§ **What you have to do**:
Only lines holding the word "Android" should be copied from the material.

-- Start of Excerpted records --

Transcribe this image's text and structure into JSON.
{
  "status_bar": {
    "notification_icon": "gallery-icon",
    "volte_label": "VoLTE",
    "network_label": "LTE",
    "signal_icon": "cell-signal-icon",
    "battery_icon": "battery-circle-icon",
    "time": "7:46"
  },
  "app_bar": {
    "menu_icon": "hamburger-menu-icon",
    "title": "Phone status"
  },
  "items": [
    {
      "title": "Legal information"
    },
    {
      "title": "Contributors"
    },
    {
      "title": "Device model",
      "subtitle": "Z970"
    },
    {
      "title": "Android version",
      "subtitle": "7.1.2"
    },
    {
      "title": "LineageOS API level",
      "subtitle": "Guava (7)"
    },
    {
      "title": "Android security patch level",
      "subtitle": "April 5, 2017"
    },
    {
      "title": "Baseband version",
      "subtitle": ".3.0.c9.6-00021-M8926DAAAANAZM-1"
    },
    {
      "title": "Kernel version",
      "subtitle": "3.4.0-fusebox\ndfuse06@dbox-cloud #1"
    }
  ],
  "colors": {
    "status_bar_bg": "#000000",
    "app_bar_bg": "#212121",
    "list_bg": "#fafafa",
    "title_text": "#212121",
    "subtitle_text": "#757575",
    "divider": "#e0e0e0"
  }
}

-- End of Excerpted records --

§ **Response below**:
      "title": "Android version",
      "title": "Android security patch level",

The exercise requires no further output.